**** RECORDS TO PROCESS ****

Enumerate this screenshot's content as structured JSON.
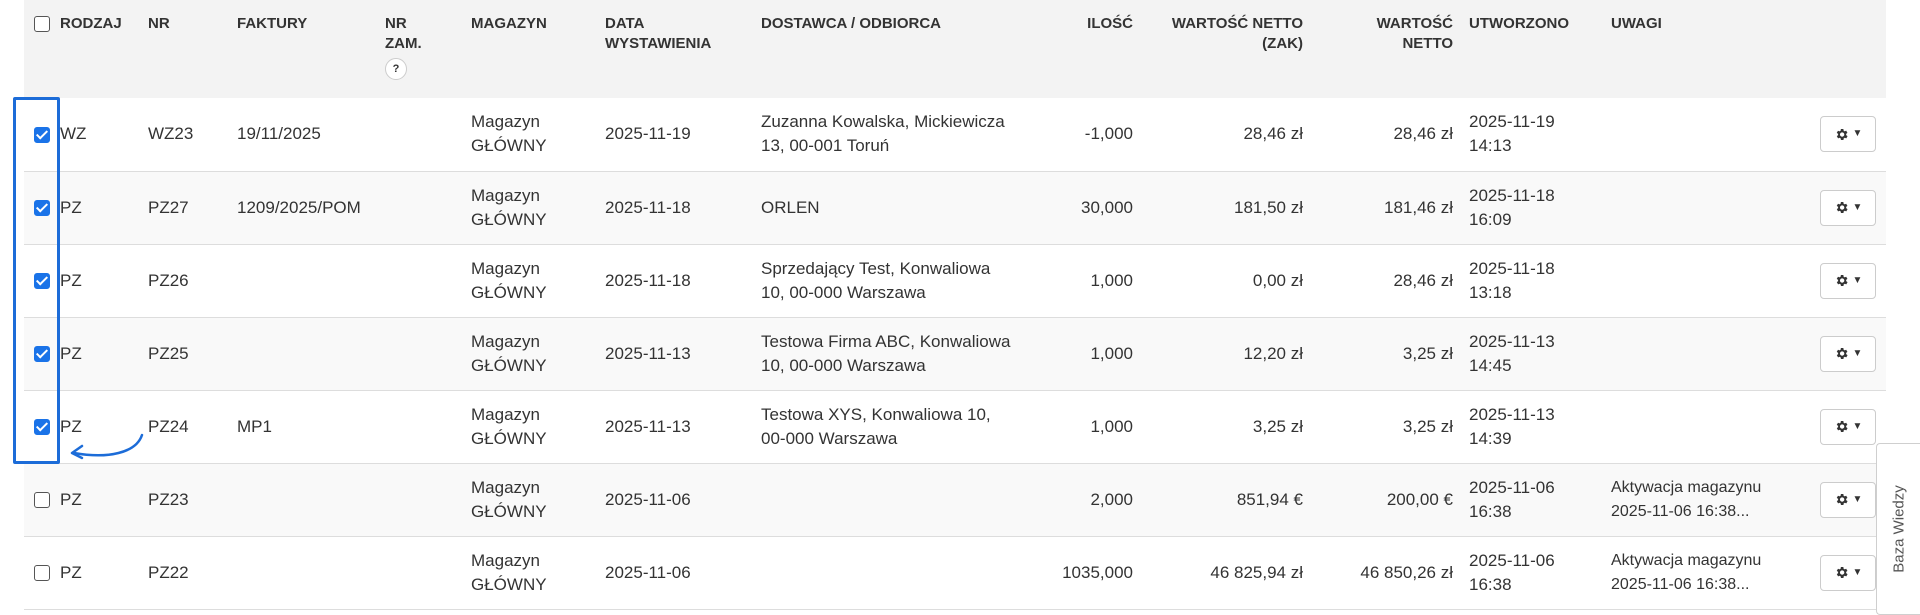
{
  "table": {
    "headers": {
      "rodzaj": "RODZAJ",
      "nr": "NR",
      "faktury": "FAKTURY",
      "nr_zam": "NR ZAM.",
      "nr_zam_help": "?",
      "magazyn": "MAGAZYN",
      "data": "DATA WYSTAWIENIA",
      "dostawca": "DOSTAWCA / ODBIORCA",
      "ilosc": "ILOŚĆ",
      "wartosc_zak": "WARTOŚĆ NETTO (ZAK)",
      "wartosc": "WARTOŚĆ NETTO",
      "utworzono": "UTWORZONO",
      "uwagi": "UWAGI"
    },
    "rows": [
      {
        "checked": true,
        "rodzaj": "WZ",
        "nr": "WZ23",
        "faktury": "19/11/2025",
        "magazyn": "Magazyn GŁÓWNY",
        "data": "2025-11-19",
        "dostawca": "Zuzanna Kowalska, Mickiewicza 13, 00-001 Toruń",
        "ilosc": "-1,000",
        "wartosc_zak": "28,46 zł",
        "wartosc": "28,46 zł",
        "utworzono": "2025-11-19 14:13",
        "uwagi": ""
      },
      {
        "checked": true,
        "rodzaj": "PZ",
        "nr": "PZ27",
        "faktury": "1209/2025/POM",
        "magazyn": "Magazyn GŁÓWNY",
        "data": "2025-11-18",
        "dostawca": "ORLEN",
        "ilosc": "30,000",
        "wartosc_zak": "181,50 zł",
        "wartosc": "181,46 zł",
        "utworzono": "2025-11-18 16:09",
        "uwagi": ""
      },
      {
        "checked": true,
        "rodzaj": "PZ",
        "nr": "PZ26",
        "faktury": "",
        "magazyn": "Magazyn GŁÓWNY",
        "data": "2025-11-18",
        "dostawca": "Sprzedający Test, Konwaliowa 10, 00-000 Warszawa",
        "ilosc": "1,000",
        "wartosc_zak": "0,00 zł",
        "wartosc": "28,46 zł",
        "utworzono": "2025-11-18 13:18",
        "uwagi": ""
      },
      {
        "checked": true,
        "rodzaj": "PZ",
        "nr": "PZ25",
        "faktury": "",
        "magazyn": "Magazyn GŁÓWNY",
        "data": "2025-11-13",
        "dostawca": "Testowa Firma ABC, Konwaliowa 10, 00-000 Warszawa",
        "ilosc": "1,000",
        "wartosc_zak": "12,20 zł",
        "wartosc": "3,25 zł",
        "utworzono": "2025-11-13 14:45",
        "uwagi": ""
      },
      {
        "checked": true,
        "rodzaj": "PZ",
        "nr": "PZ24",
        "faktury": "MP1",
        "magazyn": "Magazyn GŁÓWNY",
        "data": "2025-11-13",
        "dostawca": "Testowa XYS, Konwaliowa 10, 00-000 Warszawa",
        "ilosc": "1,000",
        "wartosc_zak": "3,25 zł",
        "wartosc": "3,25 zł",
        "utworzono": "2025-11-13 14:39",
        "uwagi": ""
      },
      {
        "checked": false,
        "rodzaj": "PZ",
        "nr": "PZ23",
        "faktury": "",
        "magazyn": "Magazyn GŁÓWNY",
        "data": "2025-11-06",
        "dostawca": "",
        "ilosc": "2,000",
        "wartosc_zak": "851,94 €",
        "wartosc": "200,00 €",
        "utworzono": "2025-11-06 16:38",
        "uwagi": "Aktywacja magazynu 2025-11-06 16:38..."
      },
      {
        "checked": false,
        "rodzaj": "PZ",
        "nr": "PZ22",
        "faktury": "",
        "magazyn": "Magazyn GŁÓWNY",
        "data": "2025-11-06",
        "dostawca": "",
        "ilosc": "1035,000",
        "wartosc_zak": "46 825,94 zł",
        "wartosc": "46 850,26 zł",
        "utworzono": "2025-11-06 16:38",
        "uwagi": "Aktywacja magazynu 2025-11-06 16:38..."
      }
    ]
  },
  "side_tab": {
    "label": "Baza Wiedzy"
  },
  "colors": {
    "highlight": "#1c6cd8",
    "checkbox": "#1a73e8",
    "header_bg": "#f3f3f3"
  },
  "icons": {
    "row_action": "gear-icon",
    "dropdown": "caret-down-icon"
  }
}
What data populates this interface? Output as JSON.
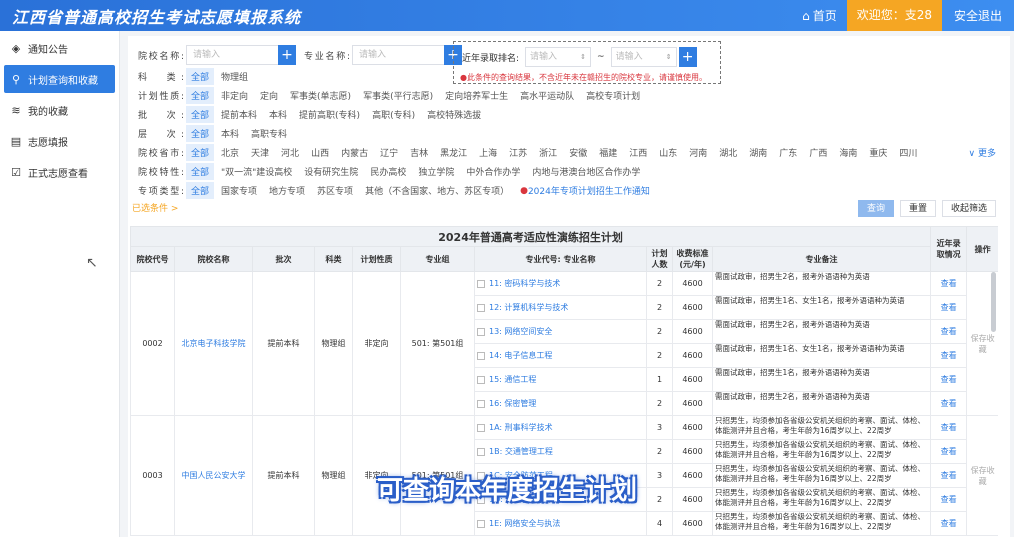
{
  "app": {
    "title": "江西省普通高校招生考试志愿填报系统",
    "home": "首页",
    "welcome": "欢迎您：支28",
    "logout": "安全退出"
  },
  "sidebar": {
    "items": [
      {
        "label": "通知公告",
        "icon": "cube-icon",
        "active": false
      },
      {
        "label": "计划查询和收藏",
        "icon": "search-list-icon",
        "active": true
      },
      {
        "label": "我的收藏",
        "icon": "layers-icon",
        "active": false
      },
      {
        "label": "志愿填报",
        "icon": "edit-doc-icon",
        "active": false
      },
      {
        "label": "正式志愿查看",
        "icon": "check-doc-icon",
        "active": false
      }
    ]
  },
  "filters": {
    "school_label": "院校名称:",
    "school_placeholder": "请输入",
    "major_label": "专业名称:",
    "major_placeholder": "请输入",
    "rank_label": "近年录取排名:",
    "rank_from_placeholder": "请输入",
    "rank_to_placeholder": "请输入",
    "rank_sep": "~",
    "rank_tip": "●此条件的查询结果，不含近年未在赣招生的院校专业，请谨慎使用。",
    "rows": [
      {
        "label": "科　类:",
        "options": [
          "全部",
          "物理组"
        ]
      },
      {
        "label": "计划性质:",
        "options": [
          "全部",
          "非定向",
          "定向",
          "军事类(单志愿)",
          "军事类(平行志愿)",
          "定向培养军士生",
          "高水平运动队",
          "高校专项计划"
        ]
      },
      {
        "label": "批　次:",
        "options": [
          "全部",
          "提前本科",
          "本科",
          "提前高职(专科)",
          "高职(专科)",
          "高校特殊选拔"
        ]
      },
      {
        "label": "层　次:",
        "options": [
          "全部",
          "本科",
          "高职专科"
        ]
      },
      {
        "label": "院校省市:",
        "options": [
          "全部",
          "北京",
          "天津",
          "河北",
          "山西",
          "内蒙古",
          "辽宁",
          "吉林",
          "黑龙江",
          "上海",
          "江苏",
          "浙江",
          "安徽",
          "福建",
          "江西",
          "山东",
          "河南",
          "湖北",
          "湖南",
          "广东",
          "广西",
          "海南",
          "重庆",
          "四川"
        ]
      },
      {
        "label": "院校特性:",
        "options": [
          "全部",
          "\"双一流\"建设高校",
          "设有研究生院",
          "民办高校",
          "独立学院",
          "中外合作办学",
          "内地与港澳台地区合作办学"
        ]
      },
      {
        "label": "专项类型:",
        "options": [
          "全部",
          "国家专项",
          "地方专项",
          "苏区专项",
          "其他（不含国家、地方、苏区专项）"
        ]
      }
    ],
    "notice_link": "2024年专项计划招生工作通知",
    "more": "更多",
    "chosen": "已选条件 >",
    "buttons": {
      "query": "查询",
      "reset": "重置",
      "collapse": "收起筛选"
    }
  },
  "table": {
    "title": "2024年普通高考适应性演练招生计划",
    "headers": [
      "院校代号",
      "院校名称",
      "批次",
      "科类",
      "计划性质",
      "专业组",
      "专业代号: 专业名称",
      "计划人数",
      "收费标准(元/年)",
      "专业备注",
      "近年录取情况",
      "操作"
    ],
    "groups": [
      {
        "code": "0002",
        "name": "北京电子科技学院",
        "batch": "提前本科",
        "subject": "物理组",
        "nature": "非定向",
        "group": "501: 第501组",
        "action": "保存收藏",
        "rows": [
          {
            "major": "11: 密码科学与技术",
            "count": "2",
            "fee": "4600",
            "remark": "需面试政审，招男生2名，报考外语语种为英语",
            "view": "查看"
          },
          {
            "major": "12: 计算机科学与技术",
            "count": "2",
            "fee": "4600",
            "remark": "需面试政审，招男生1名、女生1名，报考外语语种为英语",
            "view": "查看"
          },
          {
            "major": "13: 网络空间安全",
            "count": "2",
            "fee": "4600",
            "remark": "需面试政审，招男生2名，报考外语语种为英语",
            "view": "查看"
          },
          {
            "major": "14: 电子信息工程",
            "count": "2",
            "fee": "4600",
            "remark": "需面试政审，招男生1名、女生1名，报考外语语种为英语",
            "view": "查看"
          },
          {
            "major": "15: 通信工程",
            "count": "1",
            "fee": "4600",
            "remark": "需面试政审，招男生1名，报考外语语种为英语",
            "view": "查看"
          },
          {
            "major": "16: 保密管理",
            "count": "2",
            "fee": "4600",
            "remark": "需面试政审，招男生2名，报考外语语种为英语",
            "view": "查看"
          }
        ]
      },
      {
        "code": "0003",
        "name": "中国人民公安大学",
        "batch": "提前本科",
        "subject": "物理组",
        "nature": "非定向",
        "group": "501: 第501组",
        "action": "保存收藏",
        "rows": [
          {
            "major": "1A: 刑事科学技术",
            "count": "3",
            "fee": "4600",
            "remark": "只招男生，均须参加各省级公安机关组织的考察、面试、体检、体能测评并且合格，考生年龄为16周岁以上、22周岁",
            "view": "查看"
          },
          {
            "major": "1B: 交通管理工程",
            "count": "2",
            "fee": "4600",
            "remark": "只招男生，均须参加各省级公安机关组织的考察、面试、体检、体能测评并且合格，考生年龄为16周岁以上、22周岁",
            "view": "查看"
          },
          {
            "major": "1C: 安全防范工程",
            "count": "3",
            "fee": "4600",
            "remark": "只招男生，均须参加各省级公安机关组织的考察、面试、体检、体能测评并且合格，考生年龄为16周岁以上、22周岁",
            "view": "查看"
          },
          {
            "major": "1D: 公安视听技术",
            "count": "2",
            "fee": "4600",
            "remark": "只招男生，均须参加各省级公安机关组织的考察、面试、体检、体能测评并且合格，考生年龄为16周岁以上、22周岁",
            "view": "查看"
          },
          {
            "major": "1E: 网络安全与执法",
            "count": "4",
            "fee": "4600",
            "remark": "只招男生，均须参加各省级公安机关组织的考察、面试、体检、体能测评并且合格，考生年龄为16周岁以上、22周岁",
            "view": "查看"
          }
        ]
      }
    ]
  },
  "overlay": {
    "subtitle": "可查询本年度招生计划"
  },
  "colors": {
    "primary": "#2f7de1",
    "header_bg": "#2a71d8",
    "welcome_bg": "#f5a623",
    "warning": "#d9363e"
  }
}
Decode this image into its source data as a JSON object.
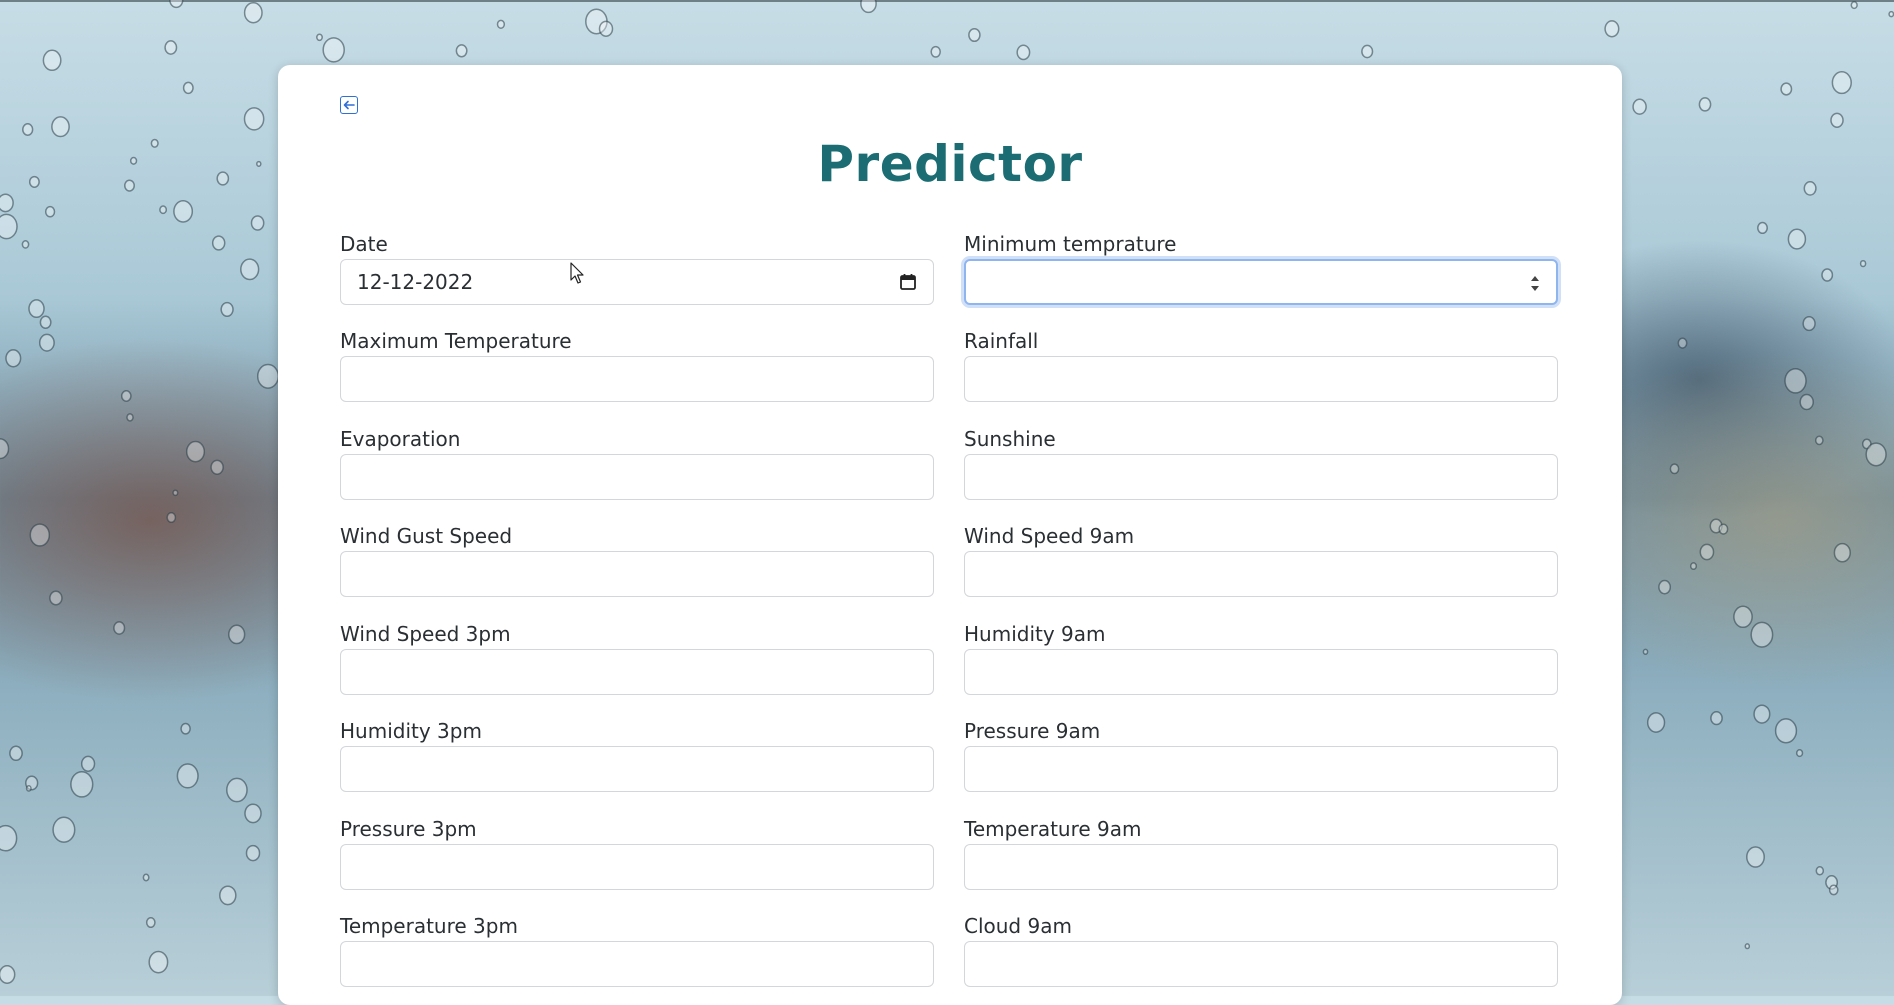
{
  "page": {
    "title": "Predictor"
  },
  "nav": {
    "back_icon": "back-arrow-icon"
  },
  "form": {
    "fields": [
      {
        "label": "Date",
        "value": "12-12-2022",
        "type": "date"
      },
      {
        "label": "Minimum temprature",
        "value": "",
        "type": "number",
        "focused": true
      },
      {
        "label": "Maximum Temperature",
        "value": ""
      },
      {
        "label": "Rainfall",
        "value": ""
      },
      {
        "label": "Evaporation",
        "value": ""
      },
      {
        "label": "Sunshine",
        "value": ""
      },
      {
        "label": "Wind Gust Speed",
        "value": ""
      },
      {
        "label": "Wind Speed 9am",
        "value": ""
      },
      {
        "label": "Wind Speed 3pm",
        "value": ""
      },
      {
        "label": "Humidity 9am",
        "value": ""
      },
      {
        "label": "Humidity 3pm",
        "value": ""
      },
      {
        "label": "Pressure 9am",
        "value": ""
      },
      {
        "label": "Pressure 3pm",
        "value": ""
      },
      {
        "label": "Temperature 9am",
        "value": ""
      },
      {
        "label": "Temperature 3pm",
        "value": ""
      },
      {
        "label": "Cloud 9am",
        "value": ""
      }
    ]
  },
  "colors": {
    "title": "#1b6d73",
    "focus_border": "#8fb5ee",
    "back_icon": "#2f6fd6"
  }
}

****

PROBLEM DESCRIPTION >>
Restate word for word, please, the line containing "Decode this image" and all lines after it through the end of the material; the pictures do not belong in the copy.

EXERCISE SOLUTION >>
Decode this image into its source data as a JSON object.
{
  "page": {
    "title": "Predictor"
  },
  "nav": {
    "back_icon": "back-arrow-icon"
  },
  "form": {
    "fields": [
      {
        "label": "Date",
        "value": "12-12-2022",
        "type": "date"
      },
      {
        "label": "Minimum temprature",
        "value": "",
        "type": "number",
        "focused": true
      },
      {
        "label": "Maximum Temperature",
        "value": ""
      },
      {
        "label": "Rainfall",
        "value": ""
      },
      {
        "label": "Evaporation",
        "value": ""
      },
      {
        "label": "Sunshine",
        "value": ""
      },
      {
        "label": "Wind Gust Speed",
        "value": ""
      },
      {
        "label": "Wind Speed 9am",
        "value": ""
      },
      {
        "label": "Wind Speed 3pm",
        "value": ""
      },
      {
        "label": "Humidity 9am",
        "value": ""
      },
      {
        "label": "Humidity 3pm",
        "value": ""
      },
      {
        "label": "Pressure 9am",
        "value": ""
      },
      {
        "label": "Pressure 3pm",
        "value": ""
      },
      {
        "label": "Temperature 9am",
        "value": ""
      },
      {
        "label": "Temperature 3pm",
        "value": ""
      },
      {
        "label": "Cloud 9am",
        "value": ""
      }
    ]
  },
  "colors": {
    "title": "#1b6d73",
    "focus_border": "#8fb5ee",
    "back_icon": "#2f6fd6"
  }
}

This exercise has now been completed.